# [Given task]
Below are the records; pull every line that includes "山东省滨州市".

== Records for the exercise

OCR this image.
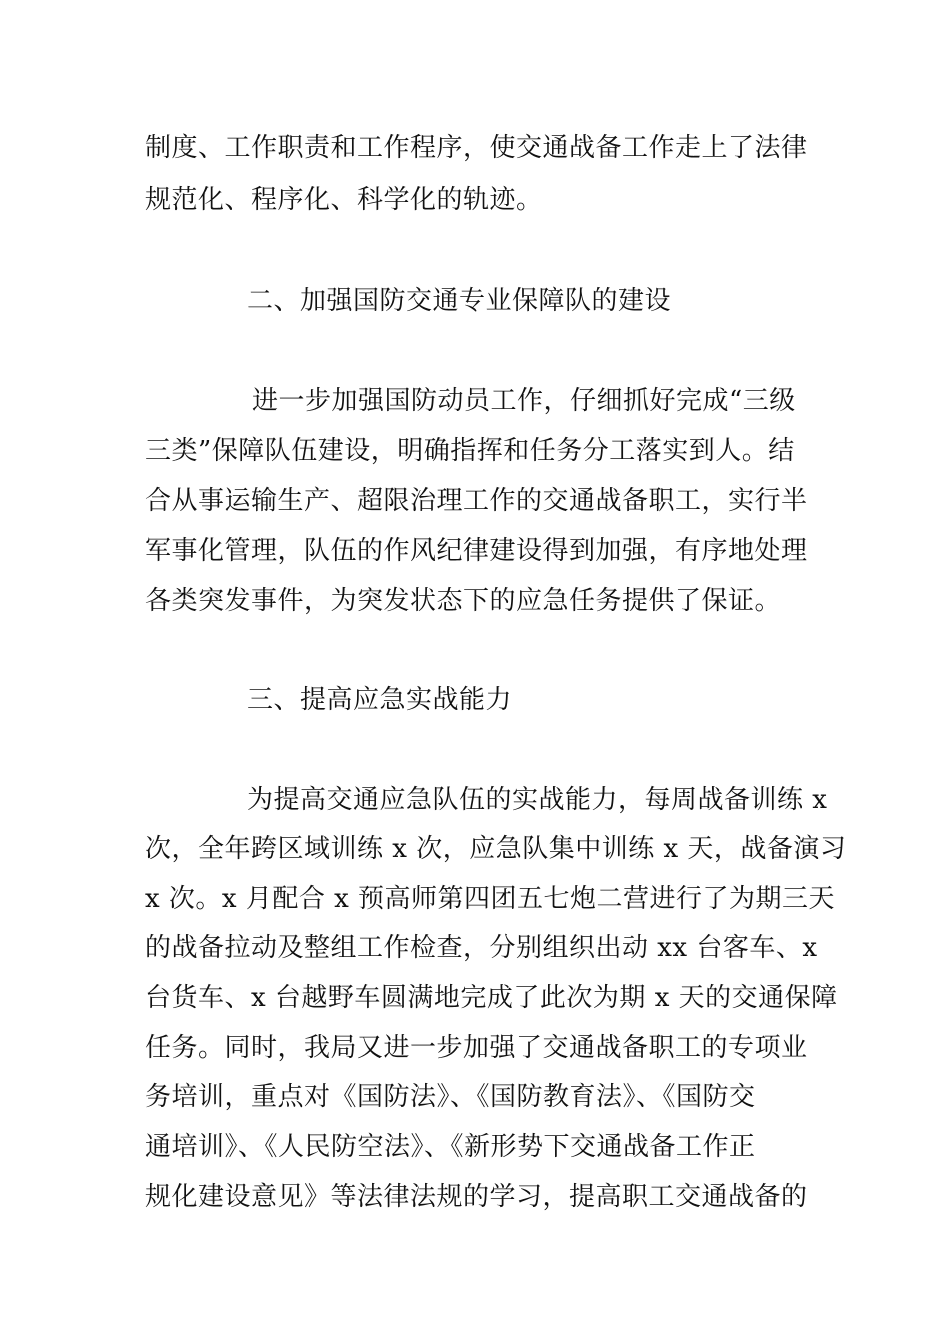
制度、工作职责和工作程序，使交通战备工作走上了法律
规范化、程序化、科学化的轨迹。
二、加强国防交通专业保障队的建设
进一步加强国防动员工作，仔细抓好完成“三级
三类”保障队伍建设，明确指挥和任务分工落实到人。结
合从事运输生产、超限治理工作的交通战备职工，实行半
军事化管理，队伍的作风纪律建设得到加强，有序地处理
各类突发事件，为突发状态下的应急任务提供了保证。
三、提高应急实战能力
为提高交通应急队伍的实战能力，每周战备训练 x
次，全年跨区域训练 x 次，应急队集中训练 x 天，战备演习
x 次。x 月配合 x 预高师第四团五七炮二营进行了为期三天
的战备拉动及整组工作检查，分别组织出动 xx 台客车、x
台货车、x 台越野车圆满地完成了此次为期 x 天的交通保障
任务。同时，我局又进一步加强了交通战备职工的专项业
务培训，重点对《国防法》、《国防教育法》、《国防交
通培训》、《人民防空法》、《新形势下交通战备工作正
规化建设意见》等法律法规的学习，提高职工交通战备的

====
== Records for the exercise

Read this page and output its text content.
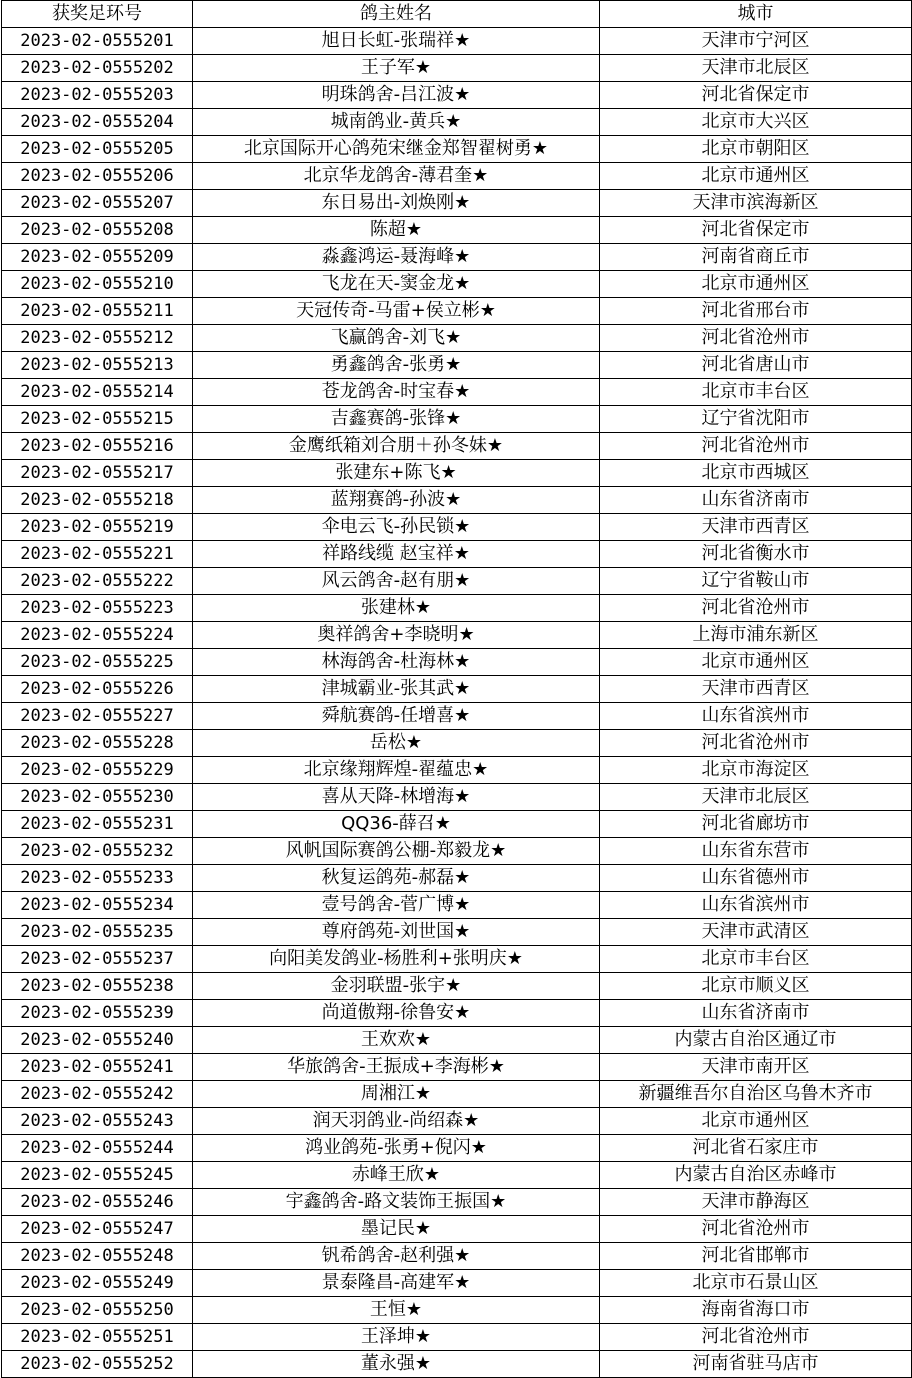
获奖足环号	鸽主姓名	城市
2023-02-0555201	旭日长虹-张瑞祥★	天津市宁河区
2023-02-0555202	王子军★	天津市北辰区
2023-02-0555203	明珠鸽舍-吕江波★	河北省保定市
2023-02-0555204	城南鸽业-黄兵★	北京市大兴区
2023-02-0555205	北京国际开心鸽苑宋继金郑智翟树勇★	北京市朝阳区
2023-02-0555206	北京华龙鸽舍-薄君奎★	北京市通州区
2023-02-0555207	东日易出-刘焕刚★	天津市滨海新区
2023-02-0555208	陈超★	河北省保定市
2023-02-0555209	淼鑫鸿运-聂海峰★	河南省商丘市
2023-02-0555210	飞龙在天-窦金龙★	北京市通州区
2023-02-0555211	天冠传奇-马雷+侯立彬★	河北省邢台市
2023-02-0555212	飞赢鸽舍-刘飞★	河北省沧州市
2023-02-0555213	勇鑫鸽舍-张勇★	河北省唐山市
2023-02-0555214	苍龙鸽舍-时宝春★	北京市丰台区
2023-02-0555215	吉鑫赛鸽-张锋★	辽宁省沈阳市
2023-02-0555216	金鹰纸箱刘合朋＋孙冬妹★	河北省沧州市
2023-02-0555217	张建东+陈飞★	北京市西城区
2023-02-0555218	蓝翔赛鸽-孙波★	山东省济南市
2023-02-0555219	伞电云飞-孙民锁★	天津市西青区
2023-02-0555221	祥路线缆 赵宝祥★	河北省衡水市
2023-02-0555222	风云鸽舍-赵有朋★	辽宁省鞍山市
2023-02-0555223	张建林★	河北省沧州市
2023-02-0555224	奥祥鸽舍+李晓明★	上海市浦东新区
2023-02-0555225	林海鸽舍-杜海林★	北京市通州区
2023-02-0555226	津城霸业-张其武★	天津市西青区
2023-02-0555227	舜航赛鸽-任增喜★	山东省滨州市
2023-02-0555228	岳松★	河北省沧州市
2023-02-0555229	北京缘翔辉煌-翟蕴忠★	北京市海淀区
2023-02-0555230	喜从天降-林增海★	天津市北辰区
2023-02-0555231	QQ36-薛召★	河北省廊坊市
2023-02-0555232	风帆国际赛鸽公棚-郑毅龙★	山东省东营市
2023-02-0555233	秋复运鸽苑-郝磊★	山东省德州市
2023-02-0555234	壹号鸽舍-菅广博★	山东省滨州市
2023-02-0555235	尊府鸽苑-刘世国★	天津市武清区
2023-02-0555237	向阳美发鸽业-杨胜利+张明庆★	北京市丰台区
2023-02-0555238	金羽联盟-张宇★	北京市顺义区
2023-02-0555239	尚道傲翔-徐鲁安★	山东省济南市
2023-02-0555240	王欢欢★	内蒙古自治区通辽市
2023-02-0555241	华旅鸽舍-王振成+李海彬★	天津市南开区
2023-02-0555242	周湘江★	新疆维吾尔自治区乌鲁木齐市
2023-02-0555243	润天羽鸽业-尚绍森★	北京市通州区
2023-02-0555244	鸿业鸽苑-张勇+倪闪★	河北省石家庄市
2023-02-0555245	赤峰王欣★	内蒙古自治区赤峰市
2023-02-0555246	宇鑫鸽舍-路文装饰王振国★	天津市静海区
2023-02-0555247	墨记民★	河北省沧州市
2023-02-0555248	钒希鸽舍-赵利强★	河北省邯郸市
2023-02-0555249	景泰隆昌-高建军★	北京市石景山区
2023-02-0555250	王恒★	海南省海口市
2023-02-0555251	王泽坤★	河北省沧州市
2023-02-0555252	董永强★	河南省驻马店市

====

# [Correct response]
2023-02-0555227	舜航赛鸽-任增喜★	山东省滨州市
2023-02-0555234	壹号鸽舍-菅广博★	山东省滨州市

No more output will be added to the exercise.